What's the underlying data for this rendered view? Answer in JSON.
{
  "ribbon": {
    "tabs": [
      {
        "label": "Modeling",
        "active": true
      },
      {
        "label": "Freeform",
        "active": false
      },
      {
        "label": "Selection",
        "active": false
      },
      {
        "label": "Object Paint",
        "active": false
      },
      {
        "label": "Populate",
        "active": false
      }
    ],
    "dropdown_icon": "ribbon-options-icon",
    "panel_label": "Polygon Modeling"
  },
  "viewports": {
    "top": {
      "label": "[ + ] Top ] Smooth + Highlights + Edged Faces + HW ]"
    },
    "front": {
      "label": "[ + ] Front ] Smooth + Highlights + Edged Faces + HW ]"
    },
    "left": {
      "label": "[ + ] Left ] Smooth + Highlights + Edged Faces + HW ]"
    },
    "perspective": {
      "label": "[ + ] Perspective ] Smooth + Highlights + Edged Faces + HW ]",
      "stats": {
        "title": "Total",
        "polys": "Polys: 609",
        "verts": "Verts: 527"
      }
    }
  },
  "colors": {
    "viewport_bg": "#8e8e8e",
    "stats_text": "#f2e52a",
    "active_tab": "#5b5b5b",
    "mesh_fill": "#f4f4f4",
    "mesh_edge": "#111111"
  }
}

--- --- ---

**REQUIREMENTS:**
Repeat each entry word for word.

**EXERCISE RESPONSE:**
What's the underlying data for this rendered view? Answer in JSON.
{
  "ribbon": {
    "tabs": [
      {
        "label": "Modeling",
        "active": true
      },
      {
        "label": "Freeform",
        "active": false
      },
      {
        "label": "Selection",
        "active": false
      },
      {
        "label": "Object Paint",
        "active": false
      },
      {
        "label": "Populate",
        "active": false
      }
    ],
    "dropdown_icon": "ribbon-options-icon",
    "panel_label": "Polygon Modeling"
  },
  "viewports": {
    "top": {
      "label": "[ + ] Top ] Smooth + Highlights + Edged Faces + HW ]"
    },
    "front": {
      "label": "[ + ] Front ] Smooth + Highlights + Edged Faces + HW ]"
    },
    "left": {
      "label": "[ + ] Left ] Smooth + Highlights + Edged Faces + HW ]"
    },
    "perspective": {
      "label": "[ + ] Perspective ] Smooth + Highlights + Edged Faces + HW ]",
      "stats": {
        "title": "Total",
        "polys": "Polys: 609",
        "verts": "Verts: 527"
      }
    }
  },
  "colors": {
    "viewport_bg": "#8e8e8e",
    "stats_text": "#f2e52a",
    "active_tab": "#5b5b5b",
    "mesh_fill": "#f4f4f4",
    "mesh_edge": "#111111"
  }
}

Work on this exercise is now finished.